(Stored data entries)
-------------------------

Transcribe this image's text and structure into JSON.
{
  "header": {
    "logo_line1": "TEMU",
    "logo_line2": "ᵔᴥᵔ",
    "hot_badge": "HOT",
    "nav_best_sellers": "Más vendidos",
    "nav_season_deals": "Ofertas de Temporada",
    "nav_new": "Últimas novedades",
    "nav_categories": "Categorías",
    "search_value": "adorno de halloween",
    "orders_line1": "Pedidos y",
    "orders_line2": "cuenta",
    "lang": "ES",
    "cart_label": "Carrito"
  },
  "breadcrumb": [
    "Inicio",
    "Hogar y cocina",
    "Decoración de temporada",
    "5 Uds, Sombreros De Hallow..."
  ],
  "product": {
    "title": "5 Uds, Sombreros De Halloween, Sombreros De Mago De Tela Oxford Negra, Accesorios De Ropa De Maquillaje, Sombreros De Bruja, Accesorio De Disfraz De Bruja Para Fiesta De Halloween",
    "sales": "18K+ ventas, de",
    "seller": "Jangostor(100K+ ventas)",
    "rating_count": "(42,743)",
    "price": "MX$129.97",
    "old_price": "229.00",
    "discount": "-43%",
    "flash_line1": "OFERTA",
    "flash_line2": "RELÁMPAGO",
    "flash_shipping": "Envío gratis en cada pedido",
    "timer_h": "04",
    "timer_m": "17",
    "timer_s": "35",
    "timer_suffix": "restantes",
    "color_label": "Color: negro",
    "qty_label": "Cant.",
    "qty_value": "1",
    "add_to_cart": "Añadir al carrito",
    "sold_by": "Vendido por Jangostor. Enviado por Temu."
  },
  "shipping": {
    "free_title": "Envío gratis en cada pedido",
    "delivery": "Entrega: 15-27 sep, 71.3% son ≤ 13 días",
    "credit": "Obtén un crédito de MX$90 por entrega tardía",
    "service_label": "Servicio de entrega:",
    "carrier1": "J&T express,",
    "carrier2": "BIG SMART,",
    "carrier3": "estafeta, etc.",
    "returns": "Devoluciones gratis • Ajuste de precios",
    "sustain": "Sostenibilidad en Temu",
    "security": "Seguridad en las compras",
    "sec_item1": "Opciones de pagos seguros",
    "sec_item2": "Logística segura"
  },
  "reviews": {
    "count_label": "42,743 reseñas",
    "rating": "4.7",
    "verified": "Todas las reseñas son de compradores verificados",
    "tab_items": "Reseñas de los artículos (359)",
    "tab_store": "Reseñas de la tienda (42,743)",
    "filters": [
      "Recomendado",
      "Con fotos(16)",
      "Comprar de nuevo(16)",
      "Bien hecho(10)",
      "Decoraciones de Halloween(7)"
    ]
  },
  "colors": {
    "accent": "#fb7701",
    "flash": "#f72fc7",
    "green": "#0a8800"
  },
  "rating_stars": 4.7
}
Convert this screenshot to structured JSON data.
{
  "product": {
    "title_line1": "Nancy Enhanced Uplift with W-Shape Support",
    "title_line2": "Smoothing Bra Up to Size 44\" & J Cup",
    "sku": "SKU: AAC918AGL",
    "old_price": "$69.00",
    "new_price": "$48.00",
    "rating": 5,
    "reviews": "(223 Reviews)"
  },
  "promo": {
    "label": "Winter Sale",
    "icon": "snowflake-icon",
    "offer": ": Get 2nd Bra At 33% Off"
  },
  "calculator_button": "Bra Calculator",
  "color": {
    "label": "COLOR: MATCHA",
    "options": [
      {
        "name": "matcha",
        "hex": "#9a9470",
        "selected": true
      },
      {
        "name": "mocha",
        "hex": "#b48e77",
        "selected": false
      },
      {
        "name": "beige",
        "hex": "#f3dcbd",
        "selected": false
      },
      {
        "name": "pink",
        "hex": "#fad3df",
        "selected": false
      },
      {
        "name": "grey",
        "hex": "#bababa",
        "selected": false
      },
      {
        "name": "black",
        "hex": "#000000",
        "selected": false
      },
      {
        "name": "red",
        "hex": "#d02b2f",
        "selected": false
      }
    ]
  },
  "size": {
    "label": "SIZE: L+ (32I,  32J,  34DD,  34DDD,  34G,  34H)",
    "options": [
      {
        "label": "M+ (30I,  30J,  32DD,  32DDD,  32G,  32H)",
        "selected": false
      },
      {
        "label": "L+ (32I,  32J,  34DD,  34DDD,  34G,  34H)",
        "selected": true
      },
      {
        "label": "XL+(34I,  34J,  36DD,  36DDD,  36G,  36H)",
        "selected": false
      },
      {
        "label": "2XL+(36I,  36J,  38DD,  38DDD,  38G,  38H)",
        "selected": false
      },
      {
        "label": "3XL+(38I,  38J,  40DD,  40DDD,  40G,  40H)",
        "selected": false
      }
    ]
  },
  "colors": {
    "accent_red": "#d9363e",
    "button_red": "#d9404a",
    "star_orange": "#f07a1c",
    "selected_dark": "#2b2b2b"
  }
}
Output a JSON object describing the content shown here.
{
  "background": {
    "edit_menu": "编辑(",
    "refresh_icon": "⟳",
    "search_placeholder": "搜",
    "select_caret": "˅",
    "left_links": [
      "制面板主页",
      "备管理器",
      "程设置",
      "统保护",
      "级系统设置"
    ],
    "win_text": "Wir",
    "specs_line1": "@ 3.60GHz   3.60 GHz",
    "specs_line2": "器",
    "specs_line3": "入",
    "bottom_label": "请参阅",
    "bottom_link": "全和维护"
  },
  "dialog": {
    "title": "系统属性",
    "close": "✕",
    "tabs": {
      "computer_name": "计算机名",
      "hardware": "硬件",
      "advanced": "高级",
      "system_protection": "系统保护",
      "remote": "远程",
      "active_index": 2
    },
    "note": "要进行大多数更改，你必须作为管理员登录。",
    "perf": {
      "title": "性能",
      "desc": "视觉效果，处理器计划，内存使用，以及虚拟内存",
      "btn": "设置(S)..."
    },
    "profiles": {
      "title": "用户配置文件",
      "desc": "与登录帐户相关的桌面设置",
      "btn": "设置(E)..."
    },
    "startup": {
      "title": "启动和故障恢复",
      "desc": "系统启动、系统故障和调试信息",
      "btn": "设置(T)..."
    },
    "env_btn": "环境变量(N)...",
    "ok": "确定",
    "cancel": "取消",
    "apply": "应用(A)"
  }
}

-------------------------

* [WRITTEN REQUEST]: Return each line of the records above exactly as it reads.

* [EXERCISE RESULT]:
Transcribe this image's text and structure into JSON.
{
  "header": {
    "logo_line1": "TEMU",
    "logo_line2": "ᵔᴥᵔ",
    "hot_badge": "HOT",
    "nav_best_sellers": "Más vendidos",
    "nav_season_deals": "Ofertas de Temporada",
    "nav_new": "Últimas novedades",
    "nav_categories": "Categorías",
    "search_value": "adorno de halloween",
    "orders_line1": "Pedidos y",
    "orders_line2": "cuenta",
    "lang": "ES",
    "cart_label": "Carrito"
  },
  "breadcrumb": [
    "Inicio",
    "Hogar y cocina",
    "Decoración de temporada",
    "5 Uds, Sombreros De Hallow..."
  ],
  "product": {
    "title": "5 Uds, Sombreros De Halloween, Sombreros De Mago De Tela Oxford Negra, Accesorios De Ropa De Maquillaje, Sombreros De Bruja, Accesorio De Disfraz De Bruja Para Fiesta De Halloween",
    "sales": "18K+ ventas, de",
    "seller": "Jangostor(100K+ ventas)",
    "rating_count": "(42,743)",
    "price": "MX$129.97",
    "old_price": "229.00",
    "discount": "-43%",
    "flash_line1": "OFERTA",
    "flash_line2": "RELÁMPAGO",
    "flash_shipping": "Envío gratis en cada pedido",
    "timer_h": "04",
    "timer_m": "17",
    "timer_s": "35",
    "timer_suffix": "restantes",
    "color_label": "Color: negro",
    "qty_label": "Cant.",
    "qty_value": "1",
    "add_to_cart": "Añadir al carrito",
    "sold_by": "Vendido por Jangostor. Enviado por Temu."
  },
  "shipping": {
    "free_title": "Envío gratis en cada pedido",
    "delivery": "Entrega: 15-27 sep, 71.3% son ≤ 13 días",
    "credit": "Obtén un crédito de MX$90 por entrega tardía",
    "service_label": "Servicio de entrega:",
    "carrier1": "J&T express,",
    "carrier2": "BIG SMART,",
    "carrier3": "estafeta, etc.",
    "returns": "Devoluciones gratis • Ajuste de precios",
    "sustain": "Sostenibilidad en Temu",
    "security": "Seguridad en las compras",
    "sec_item1": "Opciones de pagos seguros",
    "sec_item2": "Logística segura"
  },
  "reviews": {
    "count_label": "42,743 reseñas",
    "rating": "4.7",
    "verified": "Todas las reseñas son de compradores verificados",
    "tab_items": "Reseñas de los artículos (359)",
    "tab_store": "Reseñas de la tienda (42,743)",
    "filters": [
      "Recomendado",
      "Con fotos(16)",
      "Comprar de nuevo(16)",
      "Bien hecho(10)",
      "Decoraciones de Halloween(7)"
    ]
  },
  "colors": {
    "accent": "#fb7701",
    "flash": "#f72fc7",
    "green": "#0a8800"
  },
  "rating_stars": 4.7
}
Convert this screenshot to structured JSON data.
{
  "product": {
    "title_line1": "Nancy Enhanced Uplift with W-Shape Support",
    "title_line2": "Smoothing Bra Up to Size 44\" & J Cup",
    "sku": "SKU: AAC918AGL",
    "old_price": "$69.00",
    "new_price": "$48.00",
    "rating": 5,
    "reviews": "(223 Reviews)"
  },
  "promo": {
    "label": "Winter Sale",
    "icon": "snowflake-icon",
    "offer": ": Get 2nd Bra At 33% Off"
  },
  "calculator_button": "Bra Calculator",
  "color": {
    "label": "COLOR: MATCHA",
    "options": [
      {
        "name": "matcha",
        "hex": "#9a9470",
        "selected": true
      },
      {
        "name": "mocha",
        "hex": "#b48e77",
        "selected": false
      },
      {
        "name": "beige",
        "hex": "#f3dcbd",
        "selected": false
      },
      {
        "name": "pink",
        "hex": "#fad3df",
        "selected": false
      },
      {
        "name": "grey",
        "hex": "#bababa",
        "selected": false
      },
      {
        "name": "black",
        "hex": "#000000",
        "selected": false
      },
      {
        "name": "red",
        "hex": "#d02b2f",
        "selected": false
      }
    ]
  },
  "size": {
    "label": "SIZE: L+ (32I,  32J,  34DD,  34DDD,  34G,  34H)",
    "options": [
      {
        "label": "M+ (30I,  30J,  32DD,  32DDD,  32G,  32H)",
        "selected": false
      },
      {
        "label": "L+ (32I,  32J,  34DD,  34DDD,  34G,  34H)",
        "selected": true
      },
      {
        "label": "XL+(34I,  34J,  36DD,  36DDD,  36G,  36H)",
        "selected": false
      },
      {
        "label": "2XL+(36I,  36J,  38DD,  38DDD,  38G,  38H)",
        "selected": false
      },
      {
        "label": "3XL+(38I,  38J,  40DD,  40DDD,  40G,  40H)",
        "selected": false
      }
    ]
  },
  "colors": {
    "accent_red": "#d9363e",
    "button_red": "#d9404a",
    "star_orange": "#f07a1c",
    "selected_dark": "#2b2b2b"
  }
}
Output a JSON object describing the content shown here.
{
  "background": {
    "edit_menu": "编辑(",
    "refresh_icon": "⟳",
    "search_placeholder": "搜",
    "select_caret": "˅",
    "left_links": [
      "制面板主页",
      "备管理器",
      "程设置",
      "统保护",
      "级系统设置"
    ],
    "win_text": "Wir",
    "specs_line1": "@ 3.60GHz   3.60 GHz",
    "specs_line2": "器",
    "specs_line3": "入",
    "bottom_label": "请参阅",
    "bottom_link": "全和维护"
  },
  "dialog": {
    "title": "系统属性",
    "close": "✕",
    "tabs": {
      "computer_name": "计算机名",
      "hardware": "硬件",
      "advanced": "高级",
      "system_protection": "系统保护",
      "remote": "远程",
      "active_index": 2
    },
    "note": "要进行大多数更改，你必须作为管理员登录。",
    "perf": {
      "title": "性能",
      "desc": "视觉效果，处理器计划，内存使用，以及虚拟内存",
      "btn": "设置(S)..."
    },
    "profiles": {
      "title": "用户配置文件",
      "desc": "与登录帐户相关的桌面设置",
      "btn": "设置(E)..."
    },
    "startup": {
      "title": "启动和故障恢复",
      "desc": "系统启动、系统故障和调试信息",
      "btn": "设置(T)..."
    },
    "env_btn": "环境变量(N)...",
    "ok": "确定",
    "cancel": "取消",
    "apply": "应用(A)"
  }
}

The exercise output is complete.